Excerto selecionado.
"""

Schmidt no mar alto
A primeira vitória de Schmidt, a construção de uma identidade em torno de um onze-base esticado ao limite, está obtida. Mas as caraterísticas desta "interrupção" levam-no também para o mar alto.
O futebol é uma coisa tão mais simples do que se quer fazer dele. E atenção que aqui não me refiro às complexidades táticas ou estratégicas, que existem, por muito que os simplistas queiram negá-las, ou às complexidades no discurso analítico, recusadas por quem demonstra preguiça de estudar e evoluir. Mas a simplicidade do futebol está bem à vista nas palavras de Roger Schmidt, em conversa com os meios oficiais do Benfica depois reproduzida por todos os jornais de hoje. “A abordagem é não nos escondermos quando defrontamos as grandes equipas. Bem pelo contrário”, disse Schmidt. E isto, mais do que revolucionário, é identitário. A força deste Benfica não está numa revolução, por muito que essa narrativa dê jeito a quem lhe quer impor um rótulo de rotura total com o passado recente. A rotura existe, sobretudo, no plano dos resultados, e nasce muito do facto de este Benfica saber quem é, ao que joga e não se esquecer disso em nenhuma circunstância. Mais: de o ter reforçado com uma primeira vitória sobre o pensamento moderno acerca da gestão física dos jogadores, apostando quase sempre nos mesmos, com base no conhecimento que o treinador tinha de épocas partidas ao meio, na Alemanha. Esta época, contudo, não está bem partida. E é aqui que Schmidt entrará também em mares nunca antes navegados.
Continuo a achar que seria extremamente interessante conversar com Schmidt acerca dos princípios de jogo deste Benfica num plano que extravase a aceleração de uma conferência de imprensa, necessariamente marcada pelos diretos e pela busca dos soundbytes que eles cada vez mais exigem de quem lá está, mas o que ressalta das palavras do treinador líder da Liga portuguesa é uma clara separação das águas entre identidade e contexto. O contexto é importante, sim senhores, mas é frequentemente sobrevalorizado. É Ronaldo que não rende porque no Manchester United não o respeitam. É Rafael Leão, que de acordo com o pai, só é o jogador que é por causa do pai que tem. A Schmidt não se lhe lê, em nenhum momento, a valorização do contexto ou do seu próprio papel. O tempo útil? “Não é assim tão claro que seja inferior ao das outras Ligas”. A arbitragem? “Acho que fazem um bom trabalho. Vi ótimas prestações dos árbitros na nossa Liga”. Diz isso porque está a ganhar? É possível. Mas com isso viverá bem o alemão. Enquanto puder dizer que está convencido de que a equipa reagirá bem à primeira derrota – “Essa não é a minha forma de pensar”, afirma – estará ele bem, porque é sinal de que ainda a não conheceu.
A grande vitória de Schmidt nesta primeira parte da temporada não foi no plano de jogo, da tática ou da estratégia. O alemão não inventou nada nem o Gegenpressing é um fenómeno jamais praticado pelos treinadores portugueses. A vitória de Schmidt foi conseguida sobre os céticos, grupo no qual me incluí, acerca da capacidade de puxar doze ou treze jogadores até ao limite. Acredito que no futebol de hoje a rotação é fundamental, tanto para não esticar demasiado aqueles de quem se depende mais como para manter motivados e rodados todos os outros, que em qualquer momento podem vir a ser necessários. Schmidt, porém, olhou para o calendário e planificou deitando ao lixo várias noções que são caras ao pensamento que se crê moderno.

"""

O que se pede.
• a. Transcreva do texto sobre Roger Schmidt o trecho entre "A grande vitória" e "se crê moderno.", ambos incluídos.
• b. Responda às perguntas seguintes com base no texto sobre Roger Schmidt:
(i) Em que país o treinador adquiriu o conhecimento de épocas partidas ao meio?
(ii) Que frase diz Schmidt sobre o trabalho dos árbitros?
(iii) Quantos jogadores os céticos duvidavam que ele conseguisse puxar até ao limite?
• c. Prossiga o texto sobre Roger Schmidt a partir da última frase apresentada.

Material extraído.
"""

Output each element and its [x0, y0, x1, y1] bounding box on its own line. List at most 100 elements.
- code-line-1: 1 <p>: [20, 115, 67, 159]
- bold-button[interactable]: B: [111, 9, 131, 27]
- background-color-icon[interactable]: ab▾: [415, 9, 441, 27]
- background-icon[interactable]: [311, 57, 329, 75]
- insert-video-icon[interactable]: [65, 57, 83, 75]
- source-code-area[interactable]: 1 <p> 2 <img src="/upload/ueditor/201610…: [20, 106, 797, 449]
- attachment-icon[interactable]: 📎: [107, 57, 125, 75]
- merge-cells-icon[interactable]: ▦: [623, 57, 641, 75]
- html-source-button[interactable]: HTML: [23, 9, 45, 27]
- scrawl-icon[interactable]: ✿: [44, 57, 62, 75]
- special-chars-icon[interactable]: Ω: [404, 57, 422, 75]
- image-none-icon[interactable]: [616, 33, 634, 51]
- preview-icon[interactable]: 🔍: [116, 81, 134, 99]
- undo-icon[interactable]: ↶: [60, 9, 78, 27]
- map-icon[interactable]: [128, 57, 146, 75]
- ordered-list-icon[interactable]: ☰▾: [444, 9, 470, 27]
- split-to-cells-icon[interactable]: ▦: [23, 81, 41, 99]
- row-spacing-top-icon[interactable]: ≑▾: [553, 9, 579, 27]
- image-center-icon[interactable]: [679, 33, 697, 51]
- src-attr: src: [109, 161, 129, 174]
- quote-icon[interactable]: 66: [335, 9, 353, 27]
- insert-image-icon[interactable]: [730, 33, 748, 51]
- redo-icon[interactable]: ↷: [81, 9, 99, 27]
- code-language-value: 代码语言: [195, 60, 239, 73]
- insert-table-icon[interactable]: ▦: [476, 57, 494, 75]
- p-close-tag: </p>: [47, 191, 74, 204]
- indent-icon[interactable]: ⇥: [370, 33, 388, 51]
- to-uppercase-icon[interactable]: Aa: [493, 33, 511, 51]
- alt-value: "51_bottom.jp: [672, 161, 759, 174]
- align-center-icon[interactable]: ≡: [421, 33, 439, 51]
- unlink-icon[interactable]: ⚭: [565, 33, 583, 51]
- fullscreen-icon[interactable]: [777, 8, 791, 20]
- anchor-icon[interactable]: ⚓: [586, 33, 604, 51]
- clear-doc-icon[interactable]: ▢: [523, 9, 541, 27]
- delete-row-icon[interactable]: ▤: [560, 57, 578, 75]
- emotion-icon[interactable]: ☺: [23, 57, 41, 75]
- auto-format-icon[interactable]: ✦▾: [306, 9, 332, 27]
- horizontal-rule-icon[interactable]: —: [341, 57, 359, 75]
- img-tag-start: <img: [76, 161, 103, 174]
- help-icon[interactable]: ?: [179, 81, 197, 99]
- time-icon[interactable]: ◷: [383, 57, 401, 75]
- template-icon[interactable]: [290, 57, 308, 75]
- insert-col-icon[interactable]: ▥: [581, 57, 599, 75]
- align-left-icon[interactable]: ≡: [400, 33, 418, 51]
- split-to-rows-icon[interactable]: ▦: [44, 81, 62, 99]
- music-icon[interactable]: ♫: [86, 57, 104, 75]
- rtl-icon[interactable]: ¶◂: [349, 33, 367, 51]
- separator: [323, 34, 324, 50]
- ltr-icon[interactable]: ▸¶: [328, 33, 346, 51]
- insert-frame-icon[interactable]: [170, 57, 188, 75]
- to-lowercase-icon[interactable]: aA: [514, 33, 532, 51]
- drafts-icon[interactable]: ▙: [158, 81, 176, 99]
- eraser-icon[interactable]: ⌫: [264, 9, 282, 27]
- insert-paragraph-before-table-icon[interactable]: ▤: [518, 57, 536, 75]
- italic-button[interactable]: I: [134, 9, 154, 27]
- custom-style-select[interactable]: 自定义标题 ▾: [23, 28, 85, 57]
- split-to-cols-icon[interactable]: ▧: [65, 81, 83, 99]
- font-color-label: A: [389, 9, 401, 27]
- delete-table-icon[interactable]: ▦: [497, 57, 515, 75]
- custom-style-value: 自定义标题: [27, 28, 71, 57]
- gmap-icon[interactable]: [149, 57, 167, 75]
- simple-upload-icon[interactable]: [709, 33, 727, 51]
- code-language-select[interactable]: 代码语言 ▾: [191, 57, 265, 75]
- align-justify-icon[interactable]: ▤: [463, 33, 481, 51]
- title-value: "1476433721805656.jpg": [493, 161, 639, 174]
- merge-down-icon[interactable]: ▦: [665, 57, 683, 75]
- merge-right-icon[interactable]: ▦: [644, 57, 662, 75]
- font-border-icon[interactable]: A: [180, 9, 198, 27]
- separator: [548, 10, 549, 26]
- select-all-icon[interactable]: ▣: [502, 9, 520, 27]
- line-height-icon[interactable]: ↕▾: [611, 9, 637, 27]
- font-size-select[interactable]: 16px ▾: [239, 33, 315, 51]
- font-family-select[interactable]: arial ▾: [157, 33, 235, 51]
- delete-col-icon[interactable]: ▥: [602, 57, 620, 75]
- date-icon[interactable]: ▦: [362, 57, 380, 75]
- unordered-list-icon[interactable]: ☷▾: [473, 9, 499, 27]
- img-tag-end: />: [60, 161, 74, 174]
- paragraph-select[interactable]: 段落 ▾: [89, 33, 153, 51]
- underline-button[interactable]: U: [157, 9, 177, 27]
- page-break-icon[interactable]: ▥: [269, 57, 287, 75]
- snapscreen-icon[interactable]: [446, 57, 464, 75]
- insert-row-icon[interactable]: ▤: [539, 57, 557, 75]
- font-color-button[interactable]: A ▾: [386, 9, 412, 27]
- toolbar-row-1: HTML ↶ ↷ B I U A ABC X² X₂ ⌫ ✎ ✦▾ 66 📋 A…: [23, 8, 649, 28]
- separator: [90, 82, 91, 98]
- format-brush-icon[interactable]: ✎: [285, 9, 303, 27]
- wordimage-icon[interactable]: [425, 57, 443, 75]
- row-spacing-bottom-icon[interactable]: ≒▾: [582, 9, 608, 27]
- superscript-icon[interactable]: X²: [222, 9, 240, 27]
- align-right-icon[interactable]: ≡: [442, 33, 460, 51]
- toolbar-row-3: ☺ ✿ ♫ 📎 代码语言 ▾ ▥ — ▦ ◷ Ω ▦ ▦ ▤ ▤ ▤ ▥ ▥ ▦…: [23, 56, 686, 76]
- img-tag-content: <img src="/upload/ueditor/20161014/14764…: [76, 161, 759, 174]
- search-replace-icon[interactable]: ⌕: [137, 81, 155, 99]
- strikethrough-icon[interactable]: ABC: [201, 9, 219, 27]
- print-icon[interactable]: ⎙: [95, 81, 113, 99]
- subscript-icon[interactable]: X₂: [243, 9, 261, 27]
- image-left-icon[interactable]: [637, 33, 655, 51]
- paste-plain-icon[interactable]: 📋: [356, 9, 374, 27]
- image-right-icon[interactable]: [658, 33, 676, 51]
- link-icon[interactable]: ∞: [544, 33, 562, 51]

"""

Resultados por tarefa.
• a.
A grande vitória de Schmidt nesta primeira parte da temporada não foi no plano de jogo, da tática ou da estratégia. O alemão não inventou nada nem o Gegenpressing é um fenómeno jamais praticado pelos treinadores portugueses. A vitória de Schmidt foi conseguida sobre os céticos, grupo no qual me incluí, acerca da capacidade de puxar doze ou treze jogadores até ao limite. Acredito que no futebol de hoje a rotação é fundamental, tanto para não esticar demasiado aqueles de quem se depende mais como para manter motivados e rodados todos os outros, que em qualquer momento podem vir a ser necessários. Schmidt, porém, olhou para o calendário e planificou deitando ao lixo várias noções que são caras ao pensamento que se crê moderno.

• b.
(i) Na Alemanha.
(ii) "Acho que fazem um bom trabalho."
(iii) Doze ou treze.

• c.
O alemão tinha o conhecimento de épocas com interrupções como esta que agora chega, porque era o que se fazia na Alemanha quando ele jogava e quando ele começou a treinar. E por isso puxou até ao limite uma equipa-tipo, confiando no poder regenerador deste mês e meio de interrupção da Liga no plano físico e na capacidade conciliadora das vitórias para a harmonização de um balneário que não é nada igualitário – se os maus resultados resultariam sempre em mau ambiente, promovido por alguns dos que têm estado mais tempo de fora, com os sucessos o mais normal é estes acabarem por sentir uma espécie de gratidão por estarem a fazer parte de uma dinâmica vitoriosa para a qual nem sequer contribuíram assim tanto. Ser suplente neste Benfica é quase como ser colega de Maradona naquela jogada em que ele fintou toda a equipa inglesa e marcou golo, no Mundial de 1986 – como uma vez explicou Valdano, era só ficar a ver e agradecer. Ninguém tinha a lata ou sentia o desejo de gritar: “Passa a bola!”.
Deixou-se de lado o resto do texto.